-- Begin RECORD SET --

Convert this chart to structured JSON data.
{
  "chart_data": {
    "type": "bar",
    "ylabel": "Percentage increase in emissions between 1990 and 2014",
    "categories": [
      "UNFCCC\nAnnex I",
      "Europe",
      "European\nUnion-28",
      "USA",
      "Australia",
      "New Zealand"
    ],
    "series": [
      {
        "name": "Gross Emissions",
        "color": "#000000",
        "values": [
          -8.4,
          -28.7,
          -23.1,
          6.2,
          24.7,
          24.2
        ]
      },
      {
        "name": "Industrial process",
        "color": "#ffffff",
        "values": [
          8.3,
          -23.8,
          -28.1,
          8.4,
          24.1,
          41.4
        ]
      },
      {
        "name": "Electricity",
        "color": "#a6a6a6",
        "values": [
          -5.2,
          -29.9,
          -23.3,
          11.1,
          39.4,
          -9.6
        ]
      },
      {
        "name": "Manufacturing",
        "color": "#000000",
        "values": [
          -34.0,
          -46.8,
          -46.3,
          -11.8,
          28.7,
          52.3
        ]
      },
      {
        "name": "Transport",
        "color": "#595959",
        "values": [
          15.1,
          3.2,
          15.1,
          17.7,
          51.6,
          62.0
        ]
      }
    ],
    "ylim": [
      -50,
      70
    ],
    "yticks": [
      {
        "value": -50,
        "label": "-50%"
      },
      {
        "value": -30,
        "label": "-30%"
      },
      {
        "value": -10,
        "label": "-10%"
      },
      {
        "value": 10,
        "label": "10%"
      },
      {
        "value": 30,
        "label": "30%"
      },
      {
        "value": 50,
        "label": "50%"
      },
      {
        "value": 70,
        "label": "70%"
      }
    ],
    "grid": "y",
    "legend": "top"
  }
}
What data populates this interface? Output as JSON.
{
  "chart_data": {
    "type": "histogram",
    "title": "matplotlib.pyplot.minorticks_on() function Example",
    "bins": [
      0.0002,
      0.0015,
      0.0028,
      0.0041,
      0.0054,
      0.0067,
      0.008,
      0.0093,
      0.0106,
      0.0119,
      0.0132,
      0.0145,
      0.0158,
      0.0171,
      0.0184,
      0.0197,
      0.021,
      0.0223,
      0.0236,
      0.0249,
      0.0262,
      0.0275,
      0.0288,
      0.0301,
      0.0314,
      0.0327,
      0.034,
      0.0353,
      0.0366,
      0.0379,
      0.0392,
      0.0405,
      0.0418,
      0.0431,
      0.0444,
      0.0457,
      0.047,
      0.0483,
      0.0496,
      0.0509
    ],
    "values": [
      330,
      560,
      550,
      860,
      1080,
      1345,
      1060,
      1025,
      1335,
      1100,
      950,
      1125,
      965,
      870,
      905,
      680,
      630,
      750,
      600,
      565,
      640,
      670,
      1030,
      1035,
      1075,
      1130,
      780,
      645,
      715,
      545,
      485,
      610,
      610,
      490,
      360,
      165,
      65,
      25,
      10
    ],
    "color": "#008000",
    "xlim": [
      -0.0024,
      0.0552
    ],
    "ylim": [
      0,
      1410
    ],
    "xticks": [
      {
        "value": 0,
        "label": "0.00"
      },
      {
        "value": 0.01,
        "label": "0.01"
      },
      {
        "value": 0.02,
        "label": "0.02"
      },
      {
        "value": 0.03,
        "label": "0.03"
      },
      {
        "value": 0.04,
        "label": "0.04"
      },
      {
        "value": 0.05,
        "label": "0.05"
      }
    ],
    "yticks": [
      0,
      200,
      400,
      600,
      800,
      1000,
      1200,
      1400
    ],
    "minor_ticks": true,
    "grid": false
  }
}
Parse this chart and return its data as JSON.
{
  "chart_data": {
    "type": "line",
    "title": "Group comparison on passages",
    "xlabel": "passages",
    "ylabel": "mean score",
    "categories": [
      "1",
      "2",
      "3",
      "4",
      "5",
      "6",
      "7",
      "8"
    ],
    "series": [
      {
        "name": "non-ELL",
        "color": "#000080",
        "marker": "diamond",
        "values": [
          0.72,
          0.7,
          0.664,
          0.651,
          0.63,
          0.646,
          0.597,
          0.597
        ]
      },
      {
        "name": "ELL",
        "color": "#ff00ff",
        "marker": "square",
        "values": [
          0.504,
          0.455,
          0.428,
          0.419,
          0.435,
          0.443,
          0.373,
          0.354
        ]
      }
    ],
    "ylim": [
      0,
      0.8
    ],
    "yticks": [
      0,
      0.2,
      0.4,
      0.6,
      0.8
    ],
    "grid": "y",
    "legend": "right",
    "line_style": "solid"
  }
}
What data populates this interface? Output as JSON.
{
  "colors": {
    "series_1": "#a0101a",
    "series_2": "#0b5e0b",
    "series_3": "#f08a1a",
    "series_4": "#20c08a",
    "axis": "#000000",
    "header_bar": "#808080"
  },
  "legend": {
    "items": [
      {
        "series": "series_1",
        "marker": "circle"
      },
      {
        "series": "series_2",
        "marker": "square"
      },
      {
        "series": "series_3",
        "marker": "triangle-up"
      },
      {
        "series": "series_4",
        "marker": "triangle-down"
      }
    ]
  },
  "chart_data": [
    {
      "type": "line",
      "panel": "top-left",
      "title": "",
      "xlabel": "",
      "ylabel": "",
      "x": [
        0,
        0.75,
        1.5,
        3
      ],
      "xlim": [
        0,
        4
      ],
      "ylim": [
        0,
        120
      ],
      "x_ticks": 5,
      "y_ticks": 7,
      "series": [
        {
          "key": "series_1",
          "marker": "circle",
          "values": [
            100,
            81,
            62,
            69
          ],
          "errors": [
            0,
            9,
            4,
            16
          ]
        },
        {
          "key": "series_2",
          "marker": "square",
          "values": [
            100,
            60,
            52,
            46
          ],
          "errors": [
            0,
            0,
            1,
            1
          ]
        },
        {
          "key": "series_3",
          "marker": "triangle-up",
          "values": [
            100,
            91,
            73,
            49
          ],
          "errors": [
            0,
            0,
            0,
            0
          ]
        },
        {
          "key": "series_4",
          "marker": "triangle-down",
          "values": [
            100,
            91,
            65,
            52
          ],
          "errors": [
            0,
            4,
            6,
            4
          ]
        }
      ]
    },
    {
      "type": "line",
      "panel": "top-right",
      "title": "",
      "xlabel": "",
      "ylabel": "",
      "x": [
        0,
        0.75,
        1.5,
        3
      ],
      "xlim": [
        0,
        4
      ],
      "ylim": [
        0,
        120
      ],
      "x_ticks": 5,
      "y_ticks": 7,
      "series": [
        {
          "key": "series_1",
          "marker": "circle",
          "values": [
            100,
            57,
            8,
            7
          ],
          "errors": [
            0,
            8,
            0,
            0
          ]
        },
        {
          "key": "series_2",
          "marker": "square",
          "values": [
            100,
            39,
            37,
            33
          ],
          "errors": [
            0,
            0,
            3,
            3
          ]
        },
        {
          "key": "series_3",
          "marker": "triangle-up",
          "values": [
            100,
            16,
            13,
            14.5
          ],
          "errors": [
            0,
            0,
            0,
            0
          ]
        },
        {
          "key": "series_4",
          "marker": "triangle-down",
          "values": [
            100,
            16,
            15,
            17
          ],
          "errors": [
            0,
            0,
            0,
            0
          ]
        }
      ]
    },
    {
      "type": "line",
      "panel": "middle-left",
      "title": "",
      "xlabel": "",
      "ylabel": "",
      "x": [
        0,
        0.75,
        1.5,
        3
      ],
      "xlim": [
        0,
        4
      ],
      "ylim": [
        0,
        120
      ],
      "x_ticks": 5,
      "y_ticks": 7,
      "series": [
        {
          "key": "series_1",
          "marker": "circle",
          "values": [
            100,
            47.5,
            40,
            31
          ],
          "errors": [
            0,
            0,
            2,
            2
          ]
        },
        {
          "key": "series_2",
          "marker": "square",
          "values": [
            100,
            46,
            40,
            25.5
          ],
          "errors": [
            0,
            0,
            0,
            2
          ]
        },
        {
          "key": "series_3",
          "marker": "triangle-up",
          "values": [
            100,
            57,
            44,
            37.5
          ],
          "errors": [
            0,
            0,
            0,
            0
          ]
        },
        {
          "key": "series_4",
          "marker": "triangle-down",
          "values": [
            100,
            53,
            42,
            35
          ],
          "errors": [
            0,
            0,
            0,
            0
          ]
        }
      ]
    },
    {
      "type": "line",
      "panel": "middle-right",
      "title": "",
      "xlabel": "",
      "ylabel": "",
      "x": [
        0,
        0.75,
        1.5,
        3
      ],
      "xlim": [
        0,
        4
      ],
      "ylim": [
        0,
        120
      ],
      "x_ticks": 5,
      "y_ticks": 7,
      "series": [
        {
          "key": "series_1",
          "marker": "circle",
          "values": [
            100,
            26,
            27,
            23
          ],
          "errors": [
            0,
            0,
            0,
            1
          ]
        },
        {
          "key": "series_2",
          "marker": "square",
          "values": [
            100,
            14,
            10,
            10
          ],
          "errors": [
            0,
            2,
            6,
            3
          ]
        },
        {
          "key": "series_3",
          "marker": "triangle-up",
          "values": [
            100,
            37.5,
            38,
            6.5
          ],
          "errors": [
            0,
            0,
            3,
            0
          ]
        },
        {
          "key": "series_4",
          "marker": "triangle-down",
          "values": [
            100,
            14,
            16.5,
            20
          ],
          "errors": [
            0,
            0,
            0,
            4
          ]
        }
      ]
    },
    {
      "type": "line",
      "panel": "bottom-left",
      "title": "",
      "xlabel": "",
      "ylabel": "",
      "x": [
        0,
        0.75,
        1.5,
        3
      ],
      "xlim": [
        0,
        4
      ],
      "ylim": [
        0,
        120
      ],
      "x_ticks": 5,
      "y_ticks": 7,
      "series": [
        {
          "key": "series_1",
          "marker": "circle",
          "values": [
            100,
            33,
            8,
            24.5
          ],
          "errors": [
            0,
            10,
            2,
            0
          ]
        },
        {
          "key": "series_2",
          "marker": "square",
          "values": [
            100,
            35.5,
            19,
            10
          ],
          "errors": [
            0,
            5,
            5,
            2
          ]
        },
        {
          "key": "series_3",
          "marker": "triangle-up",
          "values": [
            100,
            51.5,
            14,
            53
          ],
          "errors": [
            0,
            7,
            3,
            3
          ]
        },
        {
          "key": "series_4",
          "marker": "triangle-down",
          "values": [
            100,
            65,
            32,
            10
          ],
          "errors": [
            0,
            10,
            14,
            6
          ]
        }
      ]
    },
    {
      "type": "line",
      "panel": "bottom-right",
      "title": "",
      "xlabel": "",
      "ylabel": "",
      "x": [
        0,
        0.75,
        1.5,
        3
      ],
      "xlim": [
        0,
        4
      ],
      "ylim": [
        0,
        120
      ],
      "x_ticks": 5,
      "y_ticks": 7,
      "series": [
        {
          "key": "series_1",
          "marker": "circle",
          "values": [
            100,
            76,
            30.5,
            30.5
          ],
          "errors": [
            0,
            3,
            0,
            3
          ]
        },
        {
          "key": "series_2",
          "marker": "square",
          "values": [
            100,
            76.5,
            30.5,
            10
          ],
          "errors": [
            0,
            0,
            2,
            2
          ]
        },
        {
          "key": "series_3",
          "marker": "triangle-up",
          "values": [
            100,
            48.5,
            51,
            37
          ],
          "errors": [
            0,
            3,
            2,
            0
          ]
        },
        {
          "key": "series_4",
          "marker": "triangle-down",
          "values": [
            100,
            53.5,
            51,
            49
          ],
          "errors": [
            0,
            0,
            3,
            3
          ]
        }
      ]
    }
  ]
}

-- End RECORD SET --

§ DIRECTIONS FOR THIS TASK:
Search the lines for "panel". Copy each line that has it.

§ WRITTEN REPLY:
      "panel": "top-left",
      "panel": "top-right",
      "panel": "middle-left",
      "panel": "middle-right",
      "panel": "bottom-left",
      "panel": "bottom-right",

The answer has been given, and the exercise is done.